__MATERIAL FOR THIS EXERCISE__:
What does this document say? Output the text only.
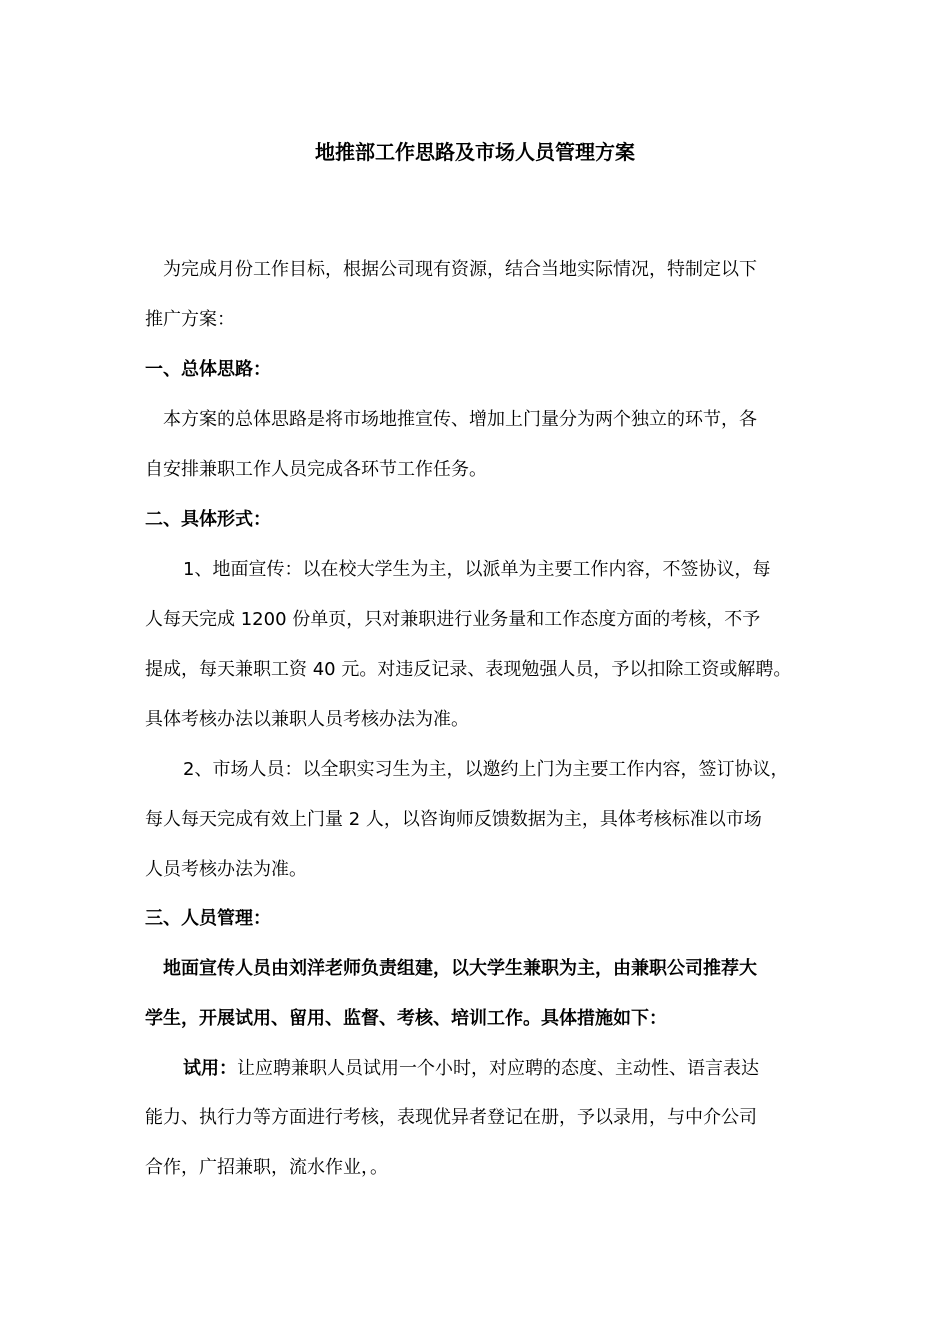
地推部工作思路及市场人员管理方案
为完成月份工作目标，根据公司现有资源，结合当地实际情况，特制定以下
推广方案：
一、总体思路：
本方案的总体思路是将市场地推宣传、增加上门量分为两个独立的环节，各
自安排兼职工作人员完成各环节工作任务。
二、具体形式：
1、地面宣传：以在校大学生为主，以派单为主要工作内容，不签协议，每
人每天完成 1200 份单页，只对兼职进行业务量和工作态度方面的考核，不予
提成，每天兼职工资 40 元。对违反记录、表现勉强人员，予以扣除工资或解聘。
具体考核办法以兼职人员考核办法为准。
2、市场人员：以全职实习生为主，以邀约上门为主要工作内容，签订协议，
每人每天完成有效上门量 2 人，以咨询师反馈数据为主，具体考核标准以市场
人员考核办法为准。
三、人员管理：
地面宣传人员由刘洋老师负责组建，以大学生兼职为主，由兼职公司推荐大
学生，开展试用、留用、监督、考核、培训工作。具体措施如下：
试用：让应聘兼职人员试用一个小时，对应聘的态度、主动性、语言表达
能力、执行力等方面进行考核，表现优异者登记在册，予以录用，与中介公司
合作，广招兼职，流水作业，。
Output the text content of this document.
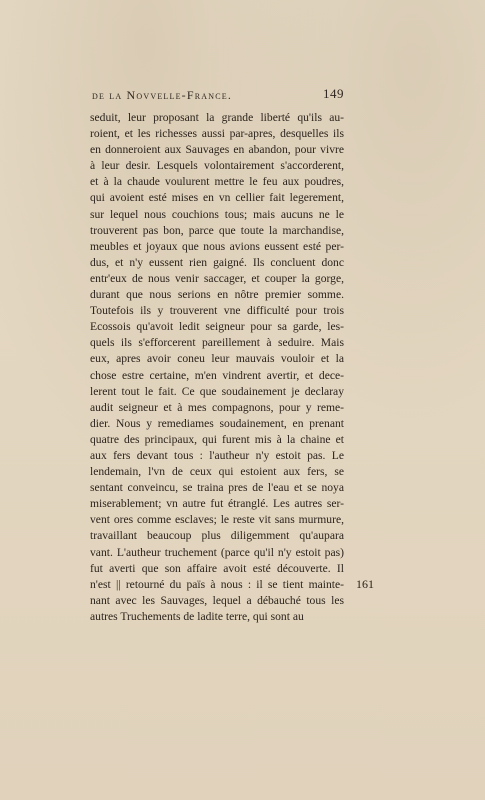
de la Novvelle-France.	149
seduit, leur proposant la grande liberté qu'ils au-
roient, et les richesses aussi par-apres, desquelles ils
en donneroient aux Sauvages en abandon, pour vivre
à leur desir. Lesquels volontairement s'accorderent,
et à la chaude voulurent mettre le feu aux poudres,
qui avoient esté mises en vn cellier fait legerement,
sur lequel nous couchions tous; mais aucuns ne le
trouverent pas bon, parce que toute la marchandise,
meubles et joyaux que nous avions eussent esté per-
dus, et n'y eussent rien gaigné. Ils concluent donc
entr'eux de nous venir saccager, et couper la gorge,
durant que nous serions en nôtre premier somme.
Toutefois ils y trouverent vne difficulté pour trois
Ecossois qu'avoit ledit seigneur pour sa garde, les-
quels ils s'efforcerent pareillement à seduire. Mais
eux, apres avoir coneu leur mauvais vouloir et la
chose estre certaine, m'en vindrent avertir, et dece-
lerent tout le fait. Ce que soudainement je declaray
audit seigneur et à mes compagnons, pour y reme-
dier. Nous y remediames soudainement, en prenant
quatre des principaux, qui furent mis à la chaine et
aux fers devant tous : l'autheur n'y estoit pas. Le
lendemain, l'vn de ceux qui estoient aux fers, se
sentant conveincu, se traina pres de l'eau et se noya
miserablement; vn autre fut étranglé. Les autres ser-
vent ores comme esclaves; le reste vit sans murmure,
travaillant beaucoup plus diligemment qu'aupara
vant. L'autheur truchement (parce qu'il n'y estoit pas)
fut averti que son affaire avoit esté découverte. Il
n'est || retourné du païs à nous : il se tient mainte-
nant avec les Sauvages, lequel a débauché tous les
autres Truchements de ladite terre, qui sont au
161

__TASK GOAL__:
Look above for lines with the word "document" and copy them all.

__ANSWER TO THIS EXERCISE__:
What does this document say? Output the text only.
Output the text content of this document.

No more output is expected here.